> YOUR INSTRUCTIONS:
Every record below should be written out exactly; pictures stay out.

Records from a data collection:
━━━━━━━━━━━━━━━━━━━━━━━━━━━━━━
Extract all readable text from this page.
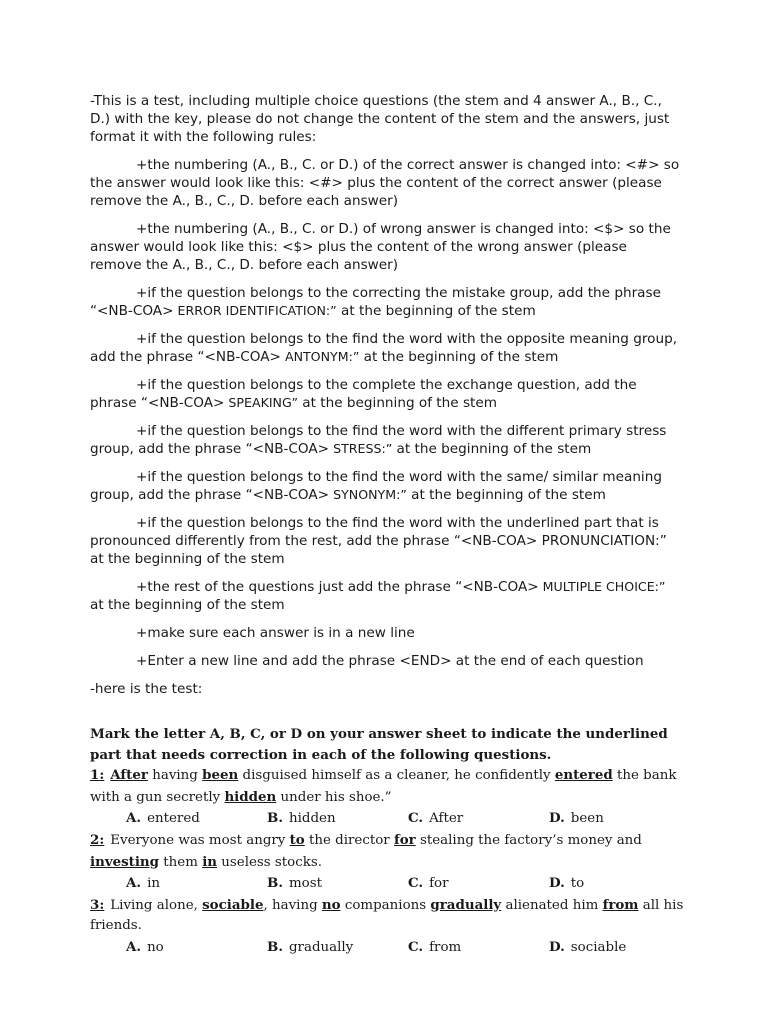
-This is a test, including multiple choice questions (the stem and 4 answer A., B., C., D.) with the key, please do not change the content of the stem and the answers, just format it with the following rules:

+the numbering (A., B., C. or D.) of the correct answer is changed into: <#> so the answer would look like this: <#> plus the content of the correct answer (please remove the A., B., C., D. before each answer)

+the numbering (A., B., C. or D.) of wrong answer is changed into: <$> so the answer would look like this: <$> plus the content of the wrong answer (please remove the A., B., C., D. before each answer)

+if the question belongs to the correcting the mistake group, add the phrase “<NB-COA> ERROR IDENTIFICATION:” at the beginning of the stem

+if the question belongs to the find the word with the opposite meaning group, add the phrase “<NB-COA> ANTONYM:” at the beginning of the stem

+if the question belongs to the complete the exchange question, add the phrase “<NB-COA> SPEAKING” at the beginning of the stem

+if the question belongs to the find the word with the different primary stress group, add the phrase “<NB-COA> STRESS:” at the beginning of the stem

+if the question belongs to the find the word with the same/ similar meaning group, add the phrase “<NB-COA> SYNONYM:” at the beginning of the stem

+if the question belongs to the find the word with the underlined part that is pronounced differently from the rest, add the phrase “<NB-COA> PRONUNCIATION:” at the beginning of the stem

+the rest of the questions just add the phrase “<NB-COA> MULTIPLE CHOICE:” at the beginning of the stem

+make sure each answer is in a new line

+Enter a new line and add the phrase <END> at the end of each question

-here is the test:

Mark the letter A, B, C, or D on your answer sheet to indicate the underlined part that needs correction in each of the following questions.

1: After having been disguised himself as a cleaner, he confidently entered the bank with a gun secretly hidden under his shoe.”

A. entered	B. hidden	C. After	D. been

2: Everyone was most angry to the director for stealing the factory’s money and investing them in useless stocks.

A. in	B. most	C. for	D. to

3: Living alone, sociable, having no companions gradually alienated him from all his friends.

A. no	B. gradually	C. from	D. sociable
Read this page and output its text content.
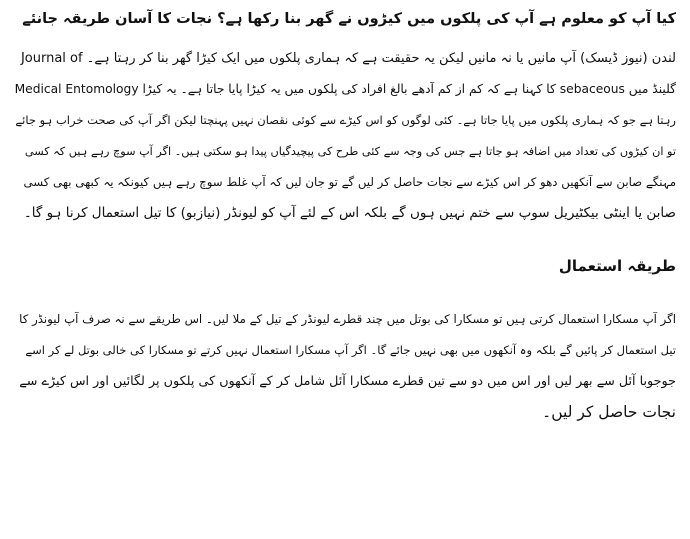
کیا آپ کو معلوم ہے آپ کی پلکوں میں کیڑوں نے گھر بنا رکھا ہے؟ نجات کا آسان طریقہ جانئے
لندن (نیوز ڈیسک) آپ مانیں یا نہ مانیں لیکن یہ حقیقت ہے کہ ہماری پلکوں میں ایک کیڑا گھر بنا کر رہتا ہے۔ Journal of
Medical Entomology کا کہنا ہے کہ کم از کم آدھے بالغ افراد کی پلکوں میں یہ کیڑا پایا جاتا ہے۔ یہ کیڑا sebaceous گلینڈ میں
رہتا ہے جو کہ ہماری پلکوں میں پایا جاتا ہے۔ کئی لوگوں کو اس کیڑے سے کوئی نقصان نہیں پہنچتا لیکن اگر آپ کی صحت خراب ہو جائے
تو ان کیڑوں کی تعداد میں اضافہ ہو جاتا ہے جس کی وجہ سے کئی طرح کی پیچیدگیاں پیدا ہو سکتی ہیں۔ اگر آپ سوچ رہے ہیں کہ کسی
مہنگے صابن سے آنکھیں دھو کر اس کیڑے سے نجات حاصل کر لیں گے تو جان لیں کہ آپ غلط سوچ رہے ہیں کیونکہ یہ کبھی بھی کسی
صابن یا اینٹی بیکٹیریل سوپ سے ختم نہیں ہوں گے بلکہ اس کے لئے آپ کو لیونڈر (نیازبو) کا تیل استعمال کرنا ہو گا۔
طریقہ استعمال
اگر آپ مسکارا استعمال کرتی ہیں تو مسکارا کی بوتل میں چند قطرے لیونڈر کے تیل کے ملا لیں۔ اس طریقے سے نہ صرف آپ لیونڈر کا
تیل استعمال کر پائیں گے بلکہ وہ آنکھوں میں بھی نہیں جائے گا۔ اگر آپ مسکارا استعمال نہیں کرتے تو مسکارا کی خالی بوتل لے کر اسے
جوجوبا آئل سے بھر لیں اور اس میں دو سے تین قطرے مسکارا آئل شامل کر کے آنکھوں کی پلکوں پر لگائیں اور اس کیڑے سے
نجات حاصل کر لیں۔
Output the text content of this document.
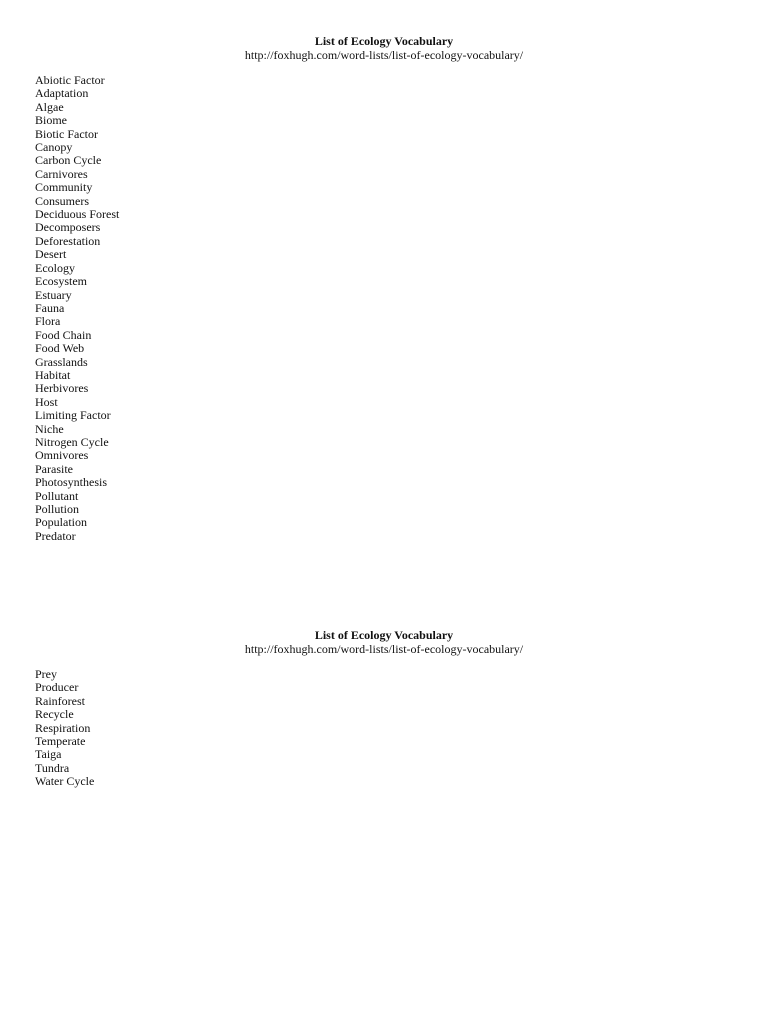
List of Ecology Vocabulary
http://foxhugh.com/word-lists/list-of-ecology-vocabulary/
Abiotic Factor
Adaptation
Algae
Biome
Biotic Factor
Canopy
Carbon Cycle
Carnivores
Community
Consumers
Deciduous Forest
Decomposers
Deforestation
Desert
Ecology
Ecosystem
Estuary
Fauna
Flora
Food Chain
Food Web
Grasslands
Habitat
Herbivores
Host
Limiting Factor
Niche
Nitrogen Cycle
Omnivores
Parasite
Photosynthesis
Pollutant
Pollution
Population
Predator
List of Ecology Vocabulary
http://foxhugh.com/word-lists/list-of-ecology-vocabulary/
Prey
Producer
Rainforest
Recycle
Respiration
Temperate
Taiga
Tundra
Water Cycle
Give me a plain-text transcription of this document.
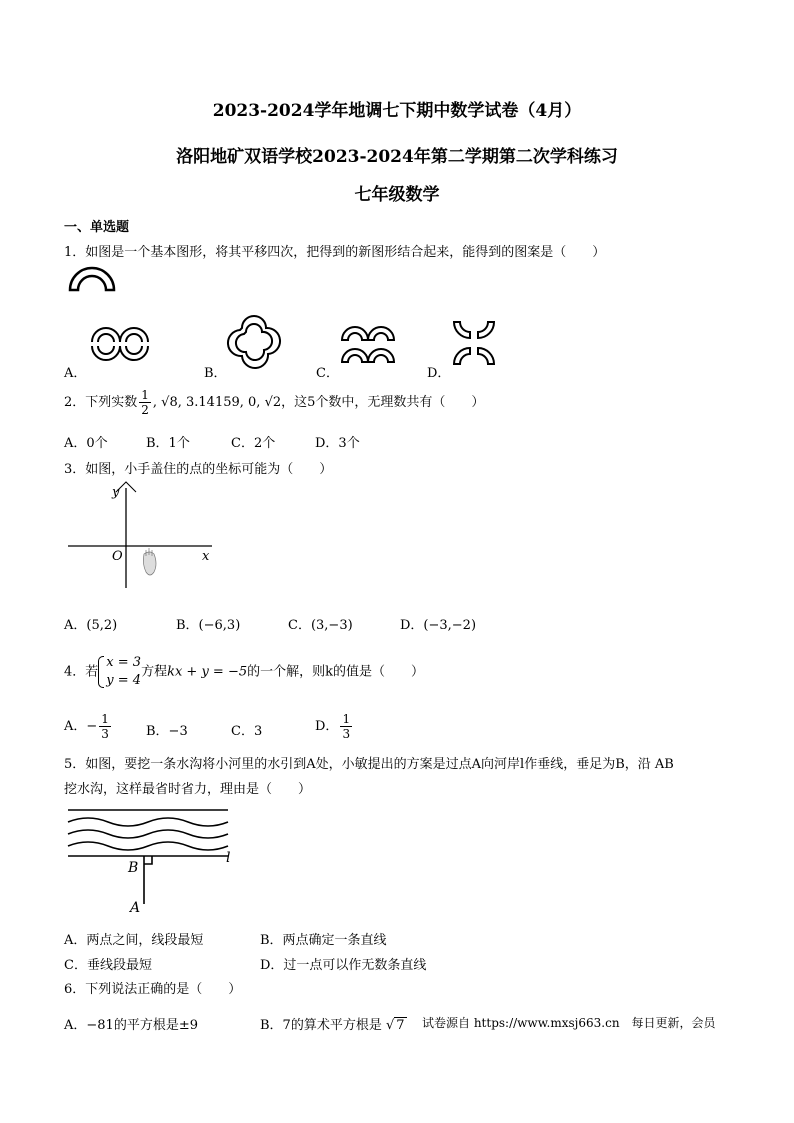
2023-2024学年地调七下期中数学试卷（4月）
洛阳地矿双语学校2023-2024年第二学期第二次学科练习
七年级数学
一、单选题
1．如图是一个基本图形，将其平移四次，把得到的新图形结合起来，能得到的图案是（　　）
A．	B．	C．	D．
2．下列实数 $\frac{1}{2}$ , √8, 3.14159, 0, √2，这5个数中，无理数共有（　　）
A．0个	B．1个	C．2个	D．3个
3．如图，小手盖住的点的坐标可能为（　　）
y
x
O
A．(5,2)	B．(−6,3)	C．(3,−3)	D．(−3,−2)
4．若
x = 3
y = 4
方程kx + y = −5的一个解，则k的值是（　　）
A．− $\frac{1}{3}$	B．−3	C．3	D． $\frac{1}{3}$
5．如图，要挖一条水沟将小河里的水引到A处，小敏提出的方案是过点A向河岸l作垂线，垂足为B，沿 AB
挖水沟，这样最省时省力，理由是（　　）
B
A
l
A．两点之间，线段最短	B．两点确定一条直线
C．垂线段最短	D．过一点可以作无数条直线
6．下列说法正确的是（　　）
A．−81的平方根是±9	B．7的算术平方根是 √ 7 试卷源自 https://www.mxsj663.cn　每日更新，会员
━━━━━━━━━━━━━━━━━━━━━━━━━━━━━━
> FULL RESPONSE:
Extract all readable text from this page.
-This is a test, including multiple choice questions (the stem and 4 answer A., B., C., D.) with the key, please do not change the content of the stem and the answers, just format it with the following rules:

+the numbering (A., B., C. or D.) of the correct answer is changed into: <#> so the answer would look like this: <#> plus the content of the correct answer (please remove the A., B., C., D. before each answer)

+the numbering (A., B., C. or D.) of wrong answer is changed into: <$> so the answer would look like this: <$> plus the content of the wrong answer (please remove the A., B., C., D. before each answer)

+if the question belongs to the correcting the mistake group, add the phrase “<NB-COA> ERROR IDENTIFICATION:” at the beginning of the stem

+if the question belongs to the find the word with the opposite meaning group, add the phrase “<NB-COA> ANTONYM:” at the beginning of the stem

+if the question belongs to the complete the exchange question, add the phrase “<NB-COA> SPEAKING” at the beginning of the stem

+if the question belongs to the find the word with the different primary stress group, add the phrase “<NB-COA> STRESS:” at the beginning of the stem

+if the question belongs to the find the word with the same/ similar meaning group, add the phrase “<NB-COA> SYNONYM:” at the beginning of the stem

+if the question belongs to the find the word with the underlined part that is pronounced differently from the rest, add the phrase “<NB-COA> PRONUNCIATION:” at the beginning of the stem

+the rest of the questions just add the phrase “<NB-COA> MULTIPLE CHOICE:” at the beginning of the stem

+make sure each answer is in a new line

+Enter a new line and add the phrase <END> at the end of each question

-here is the test:

Mark the letter A, B, C, or D on your answer sheet to indicate the underlined part that needs correction in each of the following questions.

1: After having been disguised himself as a cleaner, he confidently entered the bank with a gun secretly hidden under his shoe.”

A. entered	B. hidden	C. After	D. been

2: Everyone was most angry to the director for stealing the factory’s money and investing them in useless stocks.

A. in	B. most	C. for	D. to

3: Living alone, sociable, having no companions gradually alienated him from all his friends.

A. no	B. gradually	C. from	D. sociable
Read this page and output its text content.
کیا آپ کو معلوم ہے آپ کی پلکوں میں کیڑوں نے گھر بنا رکھا ہے؟ نجات کا آسان طریقہ جانئے
لندن (نیوز ڈیسک) آپ مانیں یا نہ مانیں لیکن یہ حقیقت ہے کہ ہماری پلکوں میں ایک کیڑا گھر بنا کر رہتا ہے۔ Journal of
Medical Entomology کا کہنا ہے کہ کم از کم آدھے بالغ افراد کی پلکوں میں یہ کیڑا پایا جاتا ہے۔ یہ کیڑا sebaceous گلینڈ میں
رہتا ہے جو کہ ہماری پلکوں میں پایا جاتا ہے۔ کئی لوگوں کو اس کیڑے سے کوئی نقصان نہیں پہنچتا لیکن اگر آپ کی صحت خراب ہو جائے
تو ان کیڑوں کی تعداد میں اضافہ ہو جاتا ہے جس کی وجہ سے کئی طرح کی پیچیدگیاں پیدا ہو سکتی ہیں۔ اگر آپ سوچ رہے ہیں کہ کسی
مہنگے صابن سے آنکھیں دھو کر اس کیڑے سے نجات حاصل کر لیں گے تو جان لیں کہ آپ غلط سوچ رہے ہیں کیونکہ یہ کبھی بھی کسی
صابن یا اینٹی بیکٹیریل سوپ سے ختم نہیں ہوں گے بلکہ اس کے لئے آپ کو لیونڈر (نیازبو) کا تیل استعمال کرنا ہو گا۔
طریقہ استعمال
اگر آپ مسکارا استعمال کرتی ہیں تو مسکارا کی بوتل میں چند قطرے لیونڈر کے تیل کے ملا لیں۔ اس طریقے سے نہ صرف آپ لیونڈر کا
تیل استعمال کر پائیں گے بلکہ وہ آنکھوں میں بھی نہیں جائے گا۔ اگر آپ مسکارا استعمال نہیں کرتے تو مسکارا کی خالی بوتل لے کر اسے
جوجوبا آئل سے بھر لیں اور اس میں دو سے تین قطرے مسکارا آئل شامل کر کے آنکھوں کی پلکوں پر لگائیں اور اس کیڑے سے
نجات حاصل کر لیں۔
Output the text content of this document.
List of Ecology Vocabulary
http://foxhugh.com/word-lists/list-of-ecology-vocabulary/
Abiotic Factor
Adaptation
Algae
Biome
Biotic Factor
Canopy
Carbon Cycle
Carnivores
Community
Consumers
Deciduous Forest
Decomposers
Deforestation
Desert
Ecology
Ecosystem
Estuary
Fauna
Flora
Food Chain
Food Web
Grasslands
Habitat
Herbivores
Host
Limiting Factor
Niche
Nitrogen Cycle
Omnivores
Parasite
Photosynthesis
Pollutant
Pollution
Population
Predator
List of Ecology Vocabulary
http://foxhugh.com/word-lists/list-of-ecology-vocabulary/
Prey
Producer
Rainforest
Recycle
Respiration
Temperate
Taiga
Tundra
Water Cycle
Give me a plain-text transcription of this document.
2023-2024学年地调七下期中数学试卷（4月）
洛阳地矿双语学校2023-2024年第二学期第二次学科练习
七年级数学
一、单选题
1．如图是一个基本图形，将其平移四次，把得到的新图形结合起来，能得到的图案是（　　）
A．	B．	C．	D．
2．下列实数 $\frac{1}{2}$ , √8, 3.14159, 0, √2，这5个数中，无理数共有（　　）
A．0个	B．1个	C．2个	D．3个
3．如图，小手盖住的点的坐标可能为（　　）
y
x
O
A．(5,2)	B．(−6,3)	C．(3,−3)	D．(−3,−2)
4．若
x = 3
y = 4
方程kx + y = −5的一个解，则k的值是（　　）
A．− $\frac{1}{3}$	B．−3	C．3	D． $\frac{1}{3}$
5．如图，要挖一条水沟将小河里的水引到A处，小敏提出的方案是过点A向河岸l作垂线，垂足为B，沿 AB
挖水沟，这样最省时省力，理由是（　　）
B
A
l
A．两点之间，线段最短	B．两点确定一条直线
C．垂线段最短	D．过一点可以作无数条直线
6．下列说法正确的是（　　）
A．−81的平方根是±9	B．7的算术平方根是 √ 7 试卷源自 https://www.mxsj663.cn　每日更新，会员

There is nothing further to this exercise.